### EXTRACT PROVIDED
[START]
Re: Re: [PATCH] media: staging: tegra-vde: fix runtime pm imbalance on error

Thierry Reding <thierry.reding@xxxxxxxxx> · Fri, 22 May 2020 16:43:12 +0200

On Fri, May 22, 2020 at 04:23:18PM +0300, Dan Carpenter wrote:
> On Fri, May 22, 2020 at 03:10:31PM +0200, Thierry Reding wrote:
> > On Thu, May 21, 2020 at 08:39:02PM +0300, Dan Carpenter wrote:
> > > On Thu, May 21, 2020 at 05:22:05PM +0200, Rafael J. Wysocki wrote:
> > > > On Thu, May 21, 2020 at 11:15 AM Dan Carpenter <dan.carpenter@xxxxxxxxxx> wrote:
> > > > >
> > > > > On Thu, May 21, 2020 at 11:42:55AM +0800, dinghao.liu@xxxxxxxxxx wrote:
> > > > > > Hi, Dan,
> > > > > >
> > > > > > I agree the best solution is to fix __pm_runtime_resume(). But there are also
> > > > > > many cases that assume pm_runtime_get_sync() will change PM usage
> > > > > > counter on error. According to my static analysis results, the number of these
> > > > > > "right" cases are larger. Adjusting __pm_runtime_resume() directly will introduce
> > > > > > more new bugs. Therefore I think we should resolve the "bug" cases individually.
[END]
### CHALLENGE 1
In the patch discussion, which function does dinghao.liu agree would be the best one to fix?
### CHALLENGE 2
List every person the patch discussion names as the writer of a message.
### CHALLENGE 3
Write the next part of the patch discussion, starting after its last line.

### SOURCE MATERIAL
[START]
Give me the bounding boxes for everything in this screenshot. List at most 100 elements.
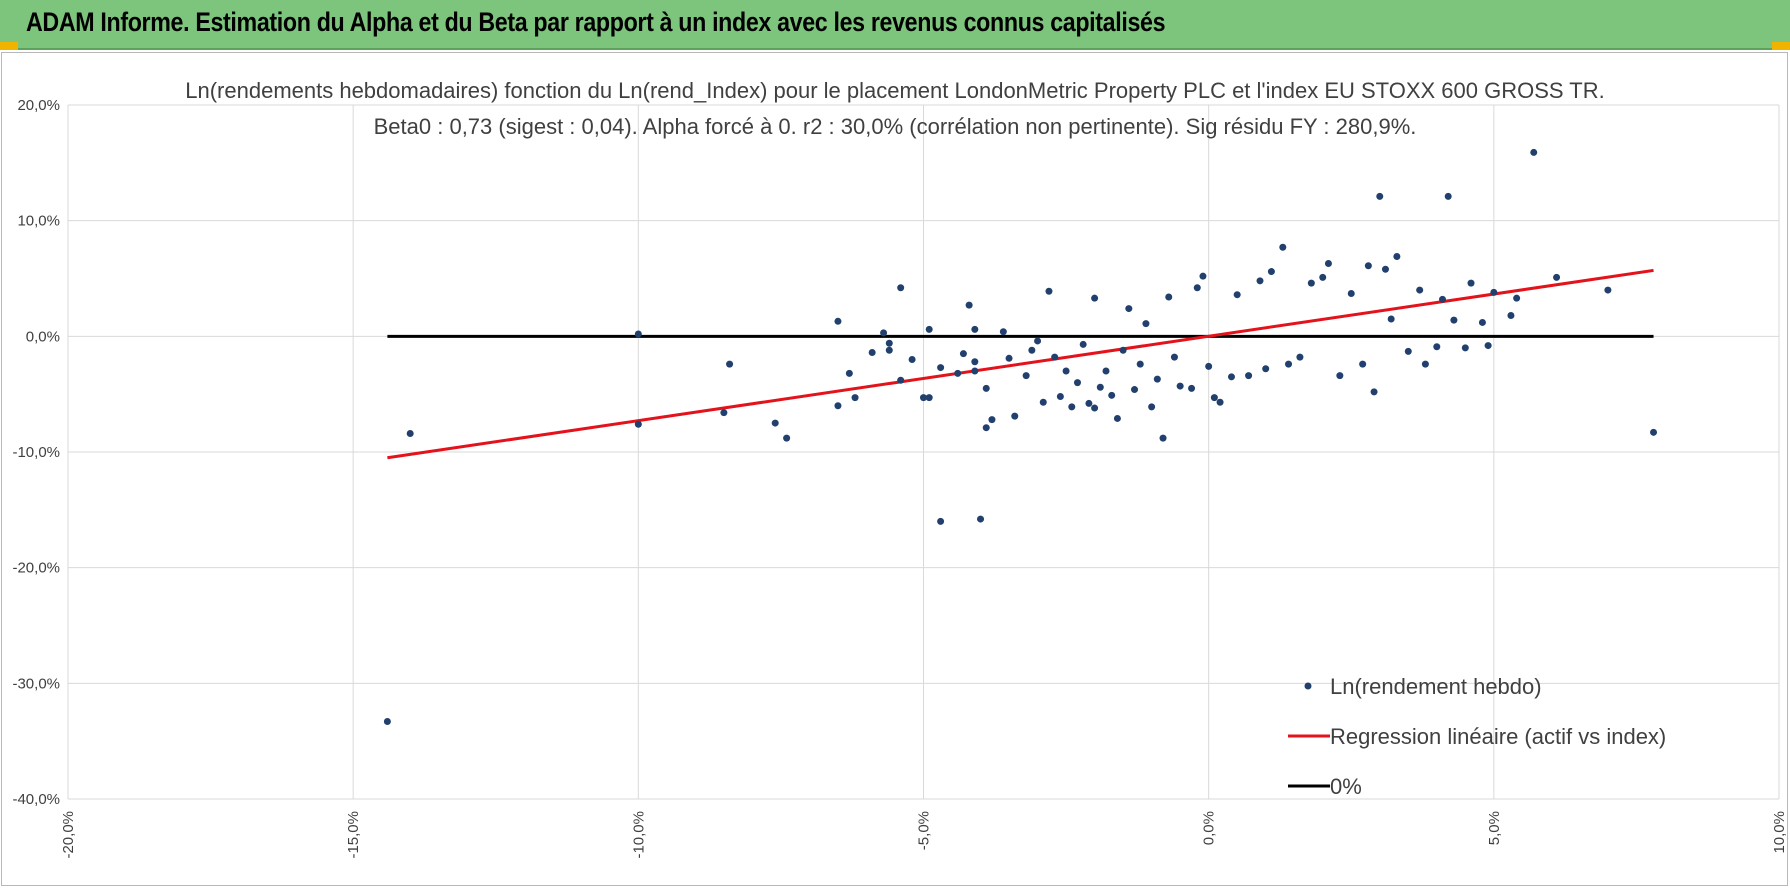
[END]
### OUTPUT 1
__pm_runtime_resume()

### OUTPUT 2
Thierry Reding, Dan Carpenter, Rafael J. Wysocki, dinghao.liu

### OUTPUT 3
> > > > > >
> > > > >
> > > > > That's why I was saying that we may need to introduce a new replacement
> > > > > function for pm_runtime_get_sync() that works as expected.
> > > > >
> > > > > There is no reason why we have to live with the old behavior.
> > > > 
> > > > What exactly do you mean by "the old behavior"?
> > > 
> > > I'm suggesting we leave pm_runtime_get_sync() alone but we add a new
> > > function which called pm_runtime_get_sync_resume() which does something
> > > like this:
> > > 
> > > static inline int pm_runtime_get_sync_resume(struct device *dev)
> > > {
> > > 	int ret;
> > > 
> > > 	ret = __pm_runtime_resume(dev, RPM_GET_PUT);
> > > 	if (ret < 0) {
> > > 		pm_runtime_put(dev);
> > > 		return ret;
> > > 	}
> > > 	return 0;
> > > }
> > > 
> > > I'm not sure if pm_runtime_put() is the correct thing to do?  The other
> > > thing is that this always returns zero on success.  I don't know that
> > > drivers ever care to differentiate between one and zero returns.
> > > 
> > > Then if any of the caller expect that behavior we update them to use the
> > > new function.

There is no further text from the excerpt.